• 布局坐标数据
┄┄┄┄┄┄

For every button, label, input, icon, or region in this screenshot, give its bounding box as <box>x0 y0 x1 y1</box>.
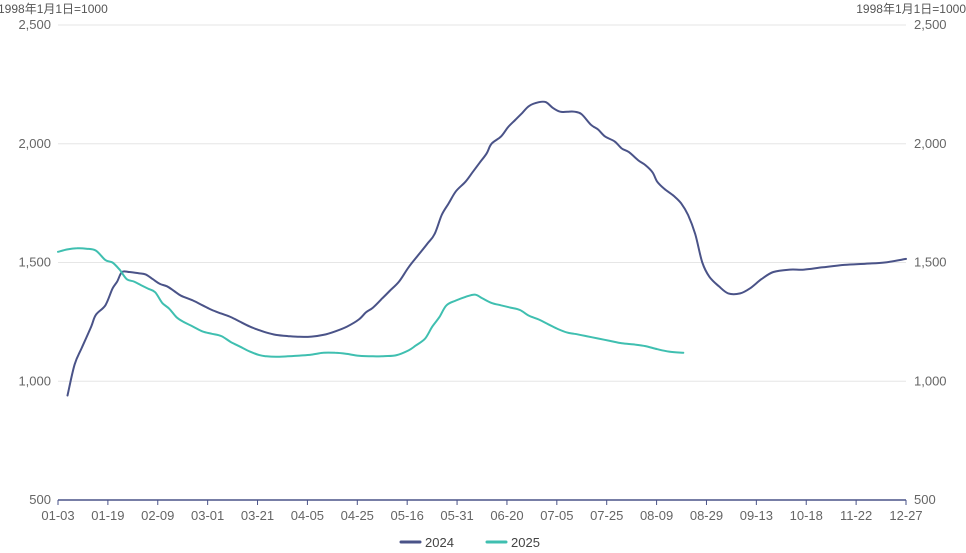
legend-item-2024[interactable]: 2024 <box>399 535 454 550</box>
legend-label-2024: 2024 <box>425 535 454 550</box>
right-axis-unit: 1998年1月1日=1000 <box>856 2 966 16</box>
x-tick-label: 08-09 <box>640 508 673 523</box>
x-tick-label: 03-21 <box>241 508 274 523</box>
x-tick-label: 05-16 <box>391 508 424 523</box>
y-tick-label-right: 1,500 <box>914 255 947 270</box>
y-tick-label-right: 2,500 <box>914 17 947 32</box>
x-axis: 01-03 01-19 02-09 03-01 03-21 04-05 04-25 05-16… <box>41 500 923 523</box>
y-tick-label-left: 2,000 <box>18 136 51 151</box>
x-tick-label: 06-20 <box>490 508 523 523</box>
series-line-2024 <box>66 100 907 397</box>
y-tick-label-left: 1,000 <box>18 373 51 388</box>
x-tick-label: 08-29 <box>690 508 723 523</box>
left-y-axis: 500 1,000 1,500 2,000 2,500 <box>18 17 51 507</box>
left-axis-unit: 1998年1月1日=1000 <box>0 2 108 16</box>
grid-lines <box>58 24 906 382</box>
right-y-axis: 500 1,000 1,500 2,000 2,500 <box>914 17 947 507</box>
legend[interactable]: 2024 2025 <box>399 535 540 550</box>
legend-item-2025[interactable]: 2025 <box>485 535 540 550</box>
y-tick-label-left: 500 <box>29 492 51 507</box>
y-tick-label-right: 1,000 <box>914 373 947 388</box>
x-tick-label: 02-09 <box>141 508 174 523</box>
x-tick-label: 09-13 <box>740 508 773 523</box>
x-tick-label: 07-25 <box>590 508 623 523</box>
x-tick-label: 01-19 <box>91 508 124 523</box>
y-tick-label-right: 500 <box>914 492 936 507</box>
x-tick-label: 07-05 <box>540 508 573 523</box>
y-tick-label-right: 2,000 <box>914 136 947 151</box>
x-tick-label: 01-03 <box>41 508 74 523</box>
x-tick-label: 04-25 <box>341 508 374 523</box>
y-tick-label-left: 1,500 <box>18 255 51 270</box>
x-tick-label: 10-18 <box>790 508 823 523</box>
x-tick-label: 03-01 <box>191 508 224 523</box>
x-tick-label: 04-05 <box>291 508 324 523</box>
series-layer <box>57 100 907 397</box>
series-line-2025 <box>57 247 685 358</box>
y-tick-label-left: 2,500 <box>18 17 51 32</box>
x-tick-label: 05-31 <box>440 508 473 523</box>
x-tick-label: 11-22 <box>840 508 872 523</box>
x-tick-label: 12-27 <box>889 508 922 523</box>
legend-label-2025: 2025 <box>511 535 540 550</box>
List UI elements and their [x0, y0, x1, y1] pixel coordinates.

┄┄┄┄┄┄

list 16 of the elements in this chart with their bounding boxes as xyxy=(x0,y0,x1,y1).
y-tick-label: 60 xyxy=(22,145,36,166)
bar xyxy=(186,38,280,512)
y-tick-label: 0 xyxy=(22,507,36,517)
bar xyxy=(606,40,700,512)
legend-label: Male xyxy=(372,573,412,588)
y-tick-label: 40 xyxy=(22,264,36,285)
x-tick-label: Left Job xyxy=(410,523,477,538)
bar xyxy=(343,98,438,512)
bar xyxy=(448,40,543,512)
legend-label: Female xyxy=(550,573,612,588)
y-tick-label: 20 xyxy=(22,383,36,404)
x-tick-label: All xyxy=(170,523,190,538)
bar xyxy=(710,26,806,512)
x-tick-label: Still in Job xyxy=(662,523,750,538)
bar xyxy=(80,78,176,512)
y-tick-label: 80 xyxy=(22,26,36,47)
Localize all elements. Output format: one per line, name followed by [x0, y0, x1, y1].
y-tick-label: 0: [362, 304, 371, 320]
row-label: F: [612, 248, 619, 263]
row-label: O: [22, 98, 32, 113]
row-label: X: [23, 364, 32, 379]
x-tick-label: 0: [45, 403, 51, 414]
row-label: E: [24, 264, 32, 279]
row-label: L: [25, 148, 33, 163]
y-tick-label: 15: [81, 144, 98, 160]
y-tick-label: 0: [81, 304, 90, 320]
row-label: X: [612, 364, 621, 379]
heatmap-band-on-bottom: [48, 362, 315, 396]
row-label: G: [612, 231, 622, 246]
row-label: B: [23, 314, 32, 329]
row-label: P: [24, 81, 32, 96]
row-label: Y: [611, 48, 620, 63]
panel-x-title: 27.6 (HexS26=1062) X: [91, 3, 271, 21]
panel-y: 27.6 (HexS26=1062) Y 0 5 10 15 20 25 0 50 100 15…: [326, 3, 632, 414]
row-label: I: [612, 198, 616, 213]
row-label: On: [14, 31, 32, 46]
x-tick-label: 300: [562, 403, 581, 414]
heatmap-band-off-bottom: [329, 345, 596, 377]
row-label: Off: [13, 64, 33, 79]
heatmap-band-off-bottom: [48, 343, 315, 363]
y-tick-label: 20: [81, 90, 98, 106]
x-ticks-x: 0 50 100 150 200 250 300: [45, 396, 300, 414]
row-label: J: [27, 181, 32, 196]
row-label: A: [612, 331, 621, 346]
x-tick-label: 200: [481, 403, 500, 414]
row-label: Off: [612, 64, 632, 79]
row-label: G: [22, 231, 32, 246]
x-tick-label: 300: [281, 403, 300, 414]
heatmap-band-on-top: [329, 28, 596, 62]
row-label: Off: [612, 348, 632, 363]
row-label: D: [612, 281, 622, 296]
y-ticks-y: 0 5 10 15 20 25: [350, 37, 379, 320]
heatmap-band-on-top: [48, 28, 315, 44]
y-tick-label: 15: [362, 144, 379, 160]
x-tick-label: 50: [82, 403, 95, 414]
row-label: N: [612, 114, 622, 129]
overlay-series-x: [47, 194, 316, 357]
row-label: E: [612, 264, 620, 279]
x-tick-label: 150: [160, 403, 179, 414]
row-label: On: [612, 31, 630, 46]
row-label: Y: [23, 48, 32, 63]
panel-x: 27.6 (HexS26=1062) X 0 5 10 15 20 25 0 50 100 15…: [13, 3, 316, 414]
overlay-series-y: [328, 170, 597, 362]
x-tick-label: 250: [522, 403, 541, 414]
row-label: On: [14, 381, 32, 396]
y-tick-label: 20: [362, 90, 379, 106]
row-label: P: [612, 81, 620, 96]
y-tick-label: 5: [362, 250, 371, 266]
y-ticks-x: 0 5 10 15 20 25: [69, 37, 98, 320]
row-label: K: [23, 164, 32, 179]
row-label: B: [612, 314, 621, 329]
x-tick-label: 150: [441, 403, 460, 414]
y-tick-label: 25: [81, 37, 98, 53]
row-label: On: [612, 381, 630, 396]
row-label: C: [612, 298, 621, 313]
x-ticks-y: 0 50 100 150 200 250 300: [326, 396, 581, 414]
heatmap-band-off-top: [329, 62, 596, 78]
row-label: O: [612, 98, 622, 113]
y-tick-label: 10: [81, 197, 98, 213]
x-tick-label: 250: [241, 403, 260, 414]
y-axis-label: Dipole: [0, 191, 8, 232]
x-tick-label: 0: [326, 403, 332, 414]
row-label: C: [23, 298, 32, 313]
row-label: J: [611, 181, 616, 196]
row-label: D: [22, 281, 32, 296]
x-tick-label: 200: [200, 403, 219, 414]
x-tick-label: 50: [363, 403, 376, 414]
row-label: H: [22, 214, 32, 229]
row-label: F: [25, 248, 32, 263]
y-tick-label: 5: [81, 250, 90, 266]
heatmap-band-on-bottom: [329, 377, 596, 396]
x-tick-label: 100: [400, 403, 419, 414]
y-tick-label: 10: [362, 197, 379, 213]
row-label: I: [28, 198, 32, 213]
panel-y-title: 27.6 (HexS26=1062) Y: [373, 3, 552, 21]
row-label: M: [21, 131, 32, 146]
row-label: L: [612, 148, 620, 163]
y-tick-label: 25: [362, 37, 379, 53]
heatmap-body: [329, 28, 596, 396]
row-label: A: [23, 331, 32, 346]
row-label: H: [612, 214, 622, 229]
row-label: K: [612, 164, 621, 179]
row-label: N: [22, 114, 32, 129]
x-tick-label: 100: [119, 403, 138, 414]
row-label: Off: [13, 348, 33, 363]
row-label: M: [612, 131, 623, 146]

┄┄┄┄┄┄

• 给定练习
请照录上述数据中的若干行，起于包含“legend-item-2024[interactable]: 2024 <box>399”的一行，止于包含“y-tick-label-right: 2,500 <box>914”的一行，首尾两行均包括在内。

• 正确答案
legend-item-2024[interactable]: 2024 <box>399 535 454 550</box>
legend-label-2024: 2024 <box>425 535 454 550</box>
right-axis-unit: 1998年1月1日=1000 <box>856 2 966 16</box>
x-tick-label: 08-09 <box>640 508 673 523</box>
x-tick-label: 03-21 <box>241 508 274 523</box>
x-tick-label: 05-16 <box>391 508 424 523</box>
y-tick-label-right: 1,500 <box>914 255 947 270</box>
y-tick-label-right: 2,500 <box>914 17 947 32</box>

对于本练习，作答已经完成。